GOAL:
Below is a block of records; return all of them exactly, but without the images.
━━ AVAILABLE DATA ━━
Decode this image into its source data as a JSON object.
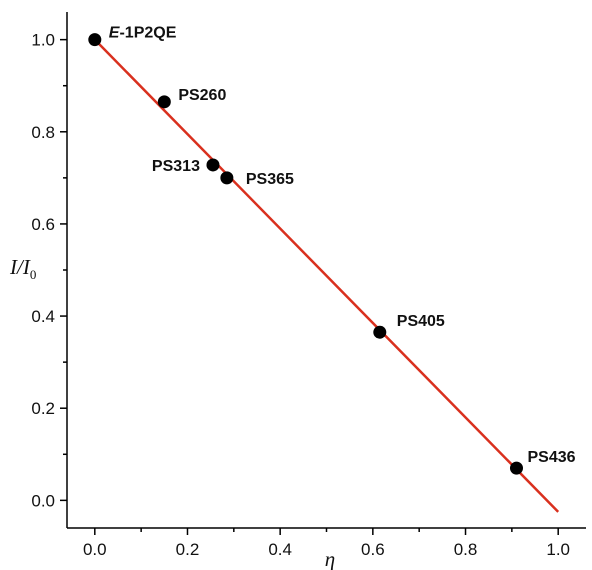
{
  "chart_data": {
    "type": "scatter",
    "xlabel": "η",
    "ylabel": {
      "main": "I/I",
      "sub": "0"
    },
    "xlim": [
      -0.06,
      1.06
    ],
    "ylim": [
      -0.06,
      1.06
    ],
    "x_ticks": [
      "0.0",
      "0.2",
      "0.4",
      "0.6",
      "0.8",
      "1.0"
    ],
    "y_ticks": [
      "0.0",
      "0.2",
      "0.4",
      "0.6",
      "0.8",
      "1.0"
    ],
    "points": [
      {
        "label": "E-1P2QE",
        "label_italic_prefix": "E",
        "label_rest": "-1P2QE",
        "x": 0.0,
        "y": 1.0
      },
      {
        "label": "PS260",
        "x": 0.15,
        "y": 0.865
      },
      {
        "label": "PS313",
        "x": 0.255,
        "y": 0.728
      },
      {
        "label": "PS365",
        "x": 0.285,
        "y": 0.7
      },
      {
        "label": "PS405",
        "x": 0.615,
        "y": 0.365
      },
      {
        "label": "PS436",
        "x": 0.91,
        "y": 0.07
      }
    ],
    "fit_line": {
      "x": [
        0.0,
        1.0
      ],
      "y": [
        1.0,
        -0.025
      ]
    },
    "colors": {
      "points": "#000000",
      "fit_line": "#d9301e",
      "axes": "#000000"
    },
    "grid": false,
    "legend": "none"
  }
}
━━━
COMPLETE RESPONSE:
Decode this image into its source data as a JSON object.
{
  "chart_data": {
    "type": "scatter",
    "xlabel": "η",
    "ylabel": {
      "main": "I/I",
      "sub": "0"
    },
    "xlim": [
      -0.06,
      1.06
    ],
    "ylim": [
      -0.06,
      1.06
    ],
    "x_ticks": [
      "0.0",
      "0.2",
      "0.4",
      "0.6",
      "0.8",
      "1.0"
    ],
    "y_ticks": [
      "0.0",
      "0.2",
      "0.4",
      "0.6",
      "0.8",
      "1.0"
    ],
    "points": [
      {
        "label": "E-1P2QE",
        "label_italic_prefix": "E",
        "label_rest": "-1P2QE",
        "x": 0.0,
        "y": 1.0
      },
      {
        "label": "PS260",
        "x": 0.15,
        "y": 0.865
      },
      {
        "label": "PS313",
        "x": 0.255,
        "y": 0.728
      },
      {
        "label": "PS365",
        "x": 0.285,
        "y": 0.7
      },
      {
        "label": "PS405",
        "x": 0.615,
        "y": 0.365
      },
      {
        "label": "PS436",
        "x": 0.91,
        "y": 0.07
      }
    ],
    "fit_line": {
      "x": [
        0.0,
        1.0
      ],
      "y": [
        1.0,
        -0.025
      ]
    },
    "colors": {
      "points": "#000000",
      "fit_line": "#d9301e",
      "axes": "#000000"
    },
    "grid": false,
    "legend": "none"
  }
}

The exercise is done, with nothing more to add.